**PROVIDED INFORMATION:**

▶

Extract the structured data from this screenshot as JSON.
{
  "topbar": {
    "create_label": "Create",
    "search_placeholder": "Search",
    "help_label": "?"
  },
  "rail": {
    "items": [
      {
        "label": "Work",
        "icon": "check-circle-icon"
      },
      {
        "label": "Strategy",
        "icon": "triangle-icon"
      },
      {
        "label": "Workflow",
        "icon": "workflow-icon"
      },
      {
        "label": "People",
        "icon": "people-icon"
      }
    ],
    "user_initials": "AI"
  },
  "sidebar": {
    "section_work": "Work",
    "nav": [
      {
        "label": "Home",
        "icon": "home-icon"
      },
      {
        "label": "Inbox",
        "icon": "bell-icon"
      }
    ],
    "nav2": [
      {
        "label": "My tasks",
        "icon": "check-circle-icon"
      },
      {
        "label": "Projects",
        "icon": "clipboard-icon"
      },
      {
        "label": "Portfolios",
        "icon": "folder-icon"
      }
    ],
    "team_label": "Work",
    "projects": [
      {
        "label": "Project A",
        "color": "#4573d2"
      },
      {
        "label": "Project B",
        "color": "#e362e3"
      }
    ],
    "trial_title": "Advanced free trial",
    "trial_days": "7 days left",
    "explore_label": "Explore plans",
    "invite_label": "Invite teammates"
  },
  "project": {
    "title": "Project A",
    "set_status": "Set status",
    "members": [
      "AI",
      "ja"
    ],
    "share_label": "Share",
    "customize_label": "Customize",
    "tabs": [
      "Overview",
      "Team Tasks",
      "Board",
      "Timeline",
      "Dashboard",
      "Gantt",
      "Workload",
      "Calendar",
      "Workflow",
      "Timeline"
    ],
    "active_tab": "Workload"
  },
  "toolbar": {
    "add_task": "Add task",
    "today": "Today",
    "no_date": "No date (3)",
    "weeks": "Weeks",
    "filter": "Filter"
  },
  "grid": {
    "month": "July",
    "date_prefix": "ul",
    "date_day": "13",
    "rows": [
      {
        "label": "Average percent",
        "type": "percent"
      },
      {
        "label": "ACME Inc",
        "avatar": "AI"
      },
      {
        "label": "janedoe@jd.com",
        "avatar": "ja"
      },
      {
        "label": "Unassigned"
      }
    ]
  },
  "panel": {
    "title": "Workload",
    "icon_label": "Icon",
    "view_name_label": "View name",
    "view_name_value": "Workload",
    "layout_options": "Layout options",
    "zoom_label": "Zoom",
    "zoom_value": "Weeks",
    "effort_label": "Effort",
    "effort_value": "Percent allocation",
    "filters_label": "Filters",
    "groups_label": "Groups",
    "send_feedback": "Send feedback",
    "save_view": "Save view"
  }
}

◀
▶

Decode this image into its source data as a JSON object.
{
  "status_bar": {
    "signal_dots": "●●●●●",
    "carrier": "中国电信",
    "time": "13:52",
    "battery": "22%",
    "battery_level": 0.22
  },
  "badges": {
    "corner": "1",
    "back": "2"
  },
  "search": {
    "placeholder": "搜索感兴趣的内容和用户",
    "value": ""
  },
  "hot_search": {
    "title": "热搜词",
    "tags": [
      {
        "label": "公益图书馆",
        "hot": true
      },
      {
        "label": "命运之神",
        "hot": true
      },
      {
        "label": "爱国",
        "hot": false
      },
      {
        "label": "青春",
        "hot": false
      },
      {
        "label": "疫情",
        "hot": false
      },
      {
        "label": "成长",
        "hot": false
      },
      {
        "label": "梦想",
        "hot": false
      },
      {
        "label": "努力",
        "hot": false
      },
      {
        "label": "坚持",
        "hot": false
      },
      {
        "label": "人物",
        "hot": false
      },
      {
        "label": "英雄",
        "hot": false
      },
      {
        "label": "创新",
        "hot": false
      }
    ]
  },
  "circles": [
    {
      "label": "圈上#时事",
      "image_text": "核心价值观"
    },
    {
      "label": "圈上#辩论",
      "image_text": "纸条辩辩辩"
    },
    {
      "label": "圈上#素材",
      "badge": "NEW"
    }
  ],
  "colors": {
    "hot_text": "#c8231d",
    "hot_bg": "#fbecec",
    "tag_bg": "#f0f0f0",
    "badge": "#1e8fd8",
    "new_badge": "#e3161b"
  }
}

◀

**YOUR TASK:**
Copy out all lines from the material above that contain the string "data".

**ANSWER FOR THIS EXERCISE:**
Extract the structured data from this screenshot as JSON.
Decode this image into its source data as a JSON object.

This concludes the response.